- PROBLEM TO SOLVE -
Return only the lines starting at the line that contains "Enumerate this screenshot's" and ending with the final line of the listing; include both endpoints.

- RAW RECORDS -
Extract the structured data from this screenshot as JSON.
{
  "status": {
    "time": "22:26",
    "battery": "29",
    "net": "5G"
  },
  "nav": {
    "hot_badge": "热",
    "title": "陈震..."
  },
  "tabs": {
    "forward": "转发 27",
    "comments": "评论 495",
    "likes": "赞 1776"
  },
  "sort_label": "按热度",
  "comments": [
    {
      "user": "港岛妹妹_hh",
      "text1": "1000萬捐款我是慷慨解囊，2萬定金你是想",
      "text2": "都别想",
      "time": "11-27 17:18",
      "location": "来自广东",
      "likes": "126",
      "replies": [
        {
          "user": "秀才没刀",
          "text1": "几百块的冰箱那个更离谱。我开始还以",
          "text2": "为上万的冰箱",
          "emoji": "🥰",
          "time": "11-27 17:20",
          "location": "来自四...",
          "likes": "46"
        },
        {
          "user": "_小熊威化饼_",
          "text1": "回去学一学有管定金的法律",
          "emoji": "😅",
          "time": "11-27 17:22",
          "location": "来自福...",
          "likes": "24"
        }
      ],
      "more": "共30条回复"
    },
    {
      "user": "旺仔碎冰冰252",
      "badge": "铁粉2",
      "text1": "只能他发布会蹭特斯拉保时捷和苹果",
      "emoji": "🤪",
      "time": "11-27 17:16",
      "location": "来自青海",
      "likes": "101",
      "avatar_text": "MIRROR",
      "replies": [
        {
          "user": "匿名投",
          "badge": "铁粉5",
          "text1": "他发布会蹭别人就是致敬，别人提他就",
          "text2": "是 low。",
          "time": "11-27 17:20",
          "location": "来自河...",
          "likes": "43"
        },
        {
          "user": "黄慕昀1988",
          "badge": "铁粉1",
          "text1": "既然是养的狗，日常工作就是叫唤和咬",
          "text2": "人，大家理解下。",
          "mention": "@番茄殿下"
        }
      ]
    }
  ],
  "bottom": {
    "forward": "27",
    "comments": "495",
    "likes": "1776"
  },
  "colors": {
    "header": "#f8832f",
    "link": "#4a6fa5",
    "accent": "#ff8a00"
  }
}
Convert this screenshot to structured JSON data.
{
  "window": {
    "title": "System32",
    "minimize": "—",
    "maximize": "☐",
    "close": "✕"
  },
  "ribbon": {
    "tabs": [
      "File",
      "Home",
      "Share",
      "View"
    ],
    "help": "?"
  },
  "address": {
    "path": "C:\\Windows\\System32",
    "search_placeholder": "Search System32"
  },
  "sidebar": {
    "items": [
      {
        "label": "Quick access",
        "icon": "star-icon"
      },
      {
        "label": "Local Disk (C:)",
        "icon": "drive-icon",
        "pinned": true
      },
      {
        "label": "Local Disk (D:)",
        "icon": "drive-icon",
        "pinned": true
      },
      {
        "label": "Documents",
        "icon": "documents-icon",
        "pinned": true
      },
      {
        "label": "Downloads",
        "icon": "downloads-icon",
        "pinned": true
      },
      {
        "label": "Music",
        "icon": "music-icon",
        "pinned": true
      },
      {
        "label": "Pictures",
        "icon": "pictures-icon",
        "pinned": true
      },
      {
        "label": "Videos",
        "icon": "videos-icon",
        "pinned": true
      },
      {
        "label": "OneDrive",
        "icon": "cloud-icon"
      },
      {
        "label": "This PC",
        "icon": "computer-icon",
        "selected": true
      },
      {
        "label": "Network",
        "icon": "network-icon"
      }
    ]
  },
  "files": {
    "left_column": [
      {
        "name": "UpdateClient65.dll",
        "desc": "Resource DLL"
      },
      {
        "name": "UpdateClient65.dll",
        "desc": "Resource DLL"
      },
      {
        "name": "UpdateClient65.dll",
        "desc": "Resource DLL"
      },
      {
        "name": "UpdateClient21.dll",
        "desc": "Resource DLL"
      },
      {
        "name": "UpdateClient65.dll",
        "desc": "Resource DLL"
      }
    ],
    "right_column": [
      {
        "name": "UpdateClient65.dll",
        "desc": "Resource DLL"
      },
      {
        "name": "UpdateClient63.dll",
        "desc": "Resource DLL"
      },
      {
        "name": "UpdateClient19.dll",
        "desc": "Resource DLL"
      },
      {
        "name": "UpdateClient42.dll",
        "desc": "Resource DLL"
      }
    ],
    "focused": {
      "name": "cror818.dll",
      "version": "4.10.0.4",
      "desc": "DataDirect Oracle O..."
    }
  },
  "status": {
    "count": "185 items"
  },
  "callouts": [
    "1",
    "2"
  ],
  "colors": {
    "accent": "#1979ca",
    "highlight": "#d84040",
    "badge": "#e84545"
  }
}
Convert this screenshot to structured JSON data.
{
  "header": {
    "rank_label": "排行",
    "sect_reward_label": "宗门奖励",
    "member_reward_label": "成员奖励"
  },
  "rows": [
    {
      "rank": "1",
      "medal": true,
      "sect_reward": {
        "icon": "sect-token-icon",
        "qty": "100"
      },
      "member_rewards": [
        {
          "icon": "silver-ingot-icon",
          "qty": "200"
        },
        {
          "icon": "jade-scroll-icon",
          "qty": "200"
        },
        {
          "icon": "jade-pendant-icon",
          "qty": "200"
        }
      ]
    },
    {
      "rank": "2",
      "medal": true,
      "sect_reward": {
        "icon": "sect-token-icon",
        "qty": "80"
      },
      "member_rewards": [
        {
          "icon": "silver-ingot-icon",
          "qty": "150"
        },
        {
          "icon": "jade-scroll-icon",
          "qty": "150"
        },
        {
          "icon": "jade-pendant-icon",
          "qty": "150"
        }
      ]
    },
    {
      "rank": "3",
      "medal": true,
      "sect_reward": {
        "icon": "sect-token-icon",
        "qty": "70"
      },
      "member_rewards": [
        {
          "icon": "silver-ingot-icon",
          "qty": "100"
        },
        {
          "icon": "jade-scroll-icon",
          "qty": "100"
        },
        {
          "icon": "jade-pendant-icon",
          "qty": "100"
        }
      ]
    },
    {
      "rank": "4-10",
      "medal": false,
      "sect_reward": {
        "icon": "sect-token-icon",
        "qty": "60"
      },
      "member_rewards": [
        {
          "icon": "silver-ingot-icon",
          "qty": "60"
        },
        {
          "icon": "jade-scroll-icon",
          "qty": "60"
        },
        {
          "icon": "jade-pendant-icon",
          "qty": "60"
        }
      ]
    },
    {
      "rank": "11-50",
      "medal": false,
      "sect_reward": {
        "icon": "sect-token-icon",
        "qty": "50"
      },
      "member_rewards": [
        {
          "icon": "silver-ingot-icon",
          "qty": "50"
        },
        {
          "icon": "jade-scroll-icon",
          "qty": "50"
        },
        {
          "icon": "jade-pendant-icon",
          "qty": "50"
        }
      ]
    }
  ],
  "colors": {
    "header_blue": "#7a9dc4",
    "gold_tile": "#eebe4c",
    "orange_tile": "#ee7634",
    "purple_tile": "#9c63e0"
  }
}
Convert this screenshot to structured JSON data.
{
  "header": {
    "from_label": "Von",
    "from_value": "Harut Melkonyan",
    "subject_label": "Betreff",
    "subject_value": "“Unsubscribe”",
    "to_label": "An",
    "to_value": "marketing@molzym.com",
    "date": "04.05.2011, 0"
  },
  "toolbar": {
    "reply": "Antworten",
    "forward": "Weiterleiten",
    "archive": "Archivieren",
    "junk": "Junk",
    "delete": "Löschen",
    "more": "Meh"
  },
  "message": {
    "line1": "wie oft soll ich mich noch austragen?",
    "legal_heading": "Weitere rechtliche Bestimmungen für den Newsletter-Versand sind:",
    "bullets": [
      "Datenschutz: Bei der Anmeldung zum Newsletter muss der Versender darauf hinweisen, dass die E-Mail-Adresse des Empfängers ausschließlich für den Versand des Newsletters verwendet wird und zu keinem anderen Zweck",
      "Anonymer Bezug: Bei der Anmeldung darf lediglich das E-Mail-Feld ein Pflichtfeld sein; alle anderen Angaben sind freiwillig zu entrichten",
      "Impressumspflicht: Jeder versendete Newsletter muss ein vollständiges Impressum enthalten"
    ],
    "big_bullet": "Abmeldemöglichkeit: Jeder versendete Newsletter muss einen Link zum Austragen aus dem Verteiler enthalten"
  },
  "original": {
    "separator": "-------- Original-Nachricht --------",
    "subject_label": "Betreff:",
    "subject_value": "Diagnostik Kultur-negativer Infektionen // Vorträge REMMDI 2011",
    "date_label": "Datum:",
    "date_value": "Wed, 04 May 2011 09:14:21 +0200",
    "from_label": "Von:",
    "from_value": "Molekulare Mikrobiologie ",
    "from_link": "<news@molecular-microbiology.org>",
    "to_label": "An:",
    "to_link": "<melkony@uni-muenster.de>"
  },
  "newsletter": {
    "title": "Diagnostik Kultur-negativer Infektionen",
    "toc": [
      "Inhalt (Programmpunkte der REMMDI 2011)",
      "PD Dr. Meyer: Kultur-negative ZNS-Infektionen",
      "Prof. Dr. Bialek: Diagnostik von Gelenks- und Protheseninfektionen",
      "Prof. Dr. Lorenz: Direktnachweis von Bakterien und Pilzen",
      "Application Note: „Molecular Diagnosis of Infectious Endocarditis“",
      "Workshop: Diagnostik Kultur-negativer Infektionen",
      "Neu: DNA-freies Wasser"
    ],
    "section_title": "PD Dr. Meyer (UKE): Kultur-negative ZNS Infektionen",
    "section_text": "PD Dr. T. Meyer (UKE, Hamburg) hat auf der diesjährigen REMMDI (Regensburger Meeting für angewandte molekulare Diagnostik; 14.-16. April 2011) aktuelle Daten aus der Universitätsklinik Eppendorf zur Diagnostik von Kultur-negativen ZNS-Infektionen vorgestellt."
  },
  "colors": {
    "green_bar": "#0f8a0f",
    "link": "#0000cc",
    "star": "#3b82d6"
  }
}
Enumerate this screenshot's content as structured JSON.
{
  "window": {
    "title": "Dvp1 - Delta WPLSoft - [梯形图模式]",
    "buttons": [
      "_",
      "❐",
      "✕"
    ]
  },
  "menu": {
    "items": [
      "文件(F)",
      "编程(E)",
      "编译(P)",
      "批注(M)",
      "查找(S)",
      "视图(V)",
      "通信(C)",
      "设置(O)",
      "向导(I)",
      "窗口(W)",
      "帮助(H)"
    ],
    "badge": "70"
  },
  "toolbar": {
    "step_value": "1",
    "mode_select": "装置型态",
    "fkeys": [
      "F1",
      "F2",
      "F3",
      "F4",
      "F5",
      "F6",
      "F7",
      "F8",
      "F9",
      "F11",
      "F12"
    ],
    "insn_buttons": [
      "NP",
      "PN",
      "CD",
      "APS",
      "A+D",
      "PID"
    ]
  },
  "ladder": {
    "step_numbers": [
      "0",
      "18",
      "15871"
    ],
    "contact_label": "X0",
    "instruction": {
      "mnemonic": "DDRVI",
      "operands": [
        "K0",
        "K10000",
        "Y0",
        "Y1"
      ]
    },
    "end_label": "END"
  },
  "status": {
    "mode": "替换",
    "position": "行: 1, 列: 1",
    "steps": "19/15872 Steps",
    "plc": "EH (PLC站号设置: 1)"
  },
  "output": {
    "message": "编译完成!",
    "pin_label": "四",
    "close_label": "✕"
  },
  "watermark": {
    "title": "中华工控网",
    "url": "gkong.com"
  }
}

- IN RESPONSE -
Enumerate this screenshot's content as structured JSON.
{
  "window": {
    "title": "Dvp1 - Delta WPLSoft - [梯形图模式]",
    "buttons": [
      "_",
      "❐",
      "✕"
    ]
  },
  "menu": {
    "items": [
      "文件(F)",
      "编程(E)",
      "编译(P)",
      "批注(M)",
      "查找(S)",
      "视图(V)",
      "通信(C)",
      "设置(O)",
      "向导(I)",
      "窗口(W)",
      "帮助(H)"
    ],
    "badge": "70"
  },
  "toolbar": {
    "step_value": "1",
    "mode_select": "装置型态",
    "fkeys": [
      "F1",
      "F2",
      "F3",
      "F4",
      "F5",
      "F6",
      "F7",
      "F8",
      "F9",
      "F11",
      "F12"
    ],
    "insn_buttons": [
      "NP",
      "PN",
      "CD",
      "APS",
      "A+D",
      "PID"
    ]
  },
  "ladder": {
    "step_numbers": [
      "0",
      "18",
      "15871"
    ],
    "contact_label": "X0",
    "instruction": {
      "mnemonic": "DDRVI",
      "operands": [
        "K0",
        "K10000",
        "Y0",
        "Y1"
      ]
    },
    "end_label": "END"
  },
  "status": {
    "mode": "替换",
    "position": "行: 1, 列: 1",
    "steps": "19/15872 Steps",
    "plc": "EH (PLC站号设置: 1)"
  },
  "output": {
    "message": "编译完成!",
    "pin_label": "四",
    "close_label": "✕"
  },
  "watermark": {
    "title": "中华工控网",
    "url": "gkong.com"
  }
}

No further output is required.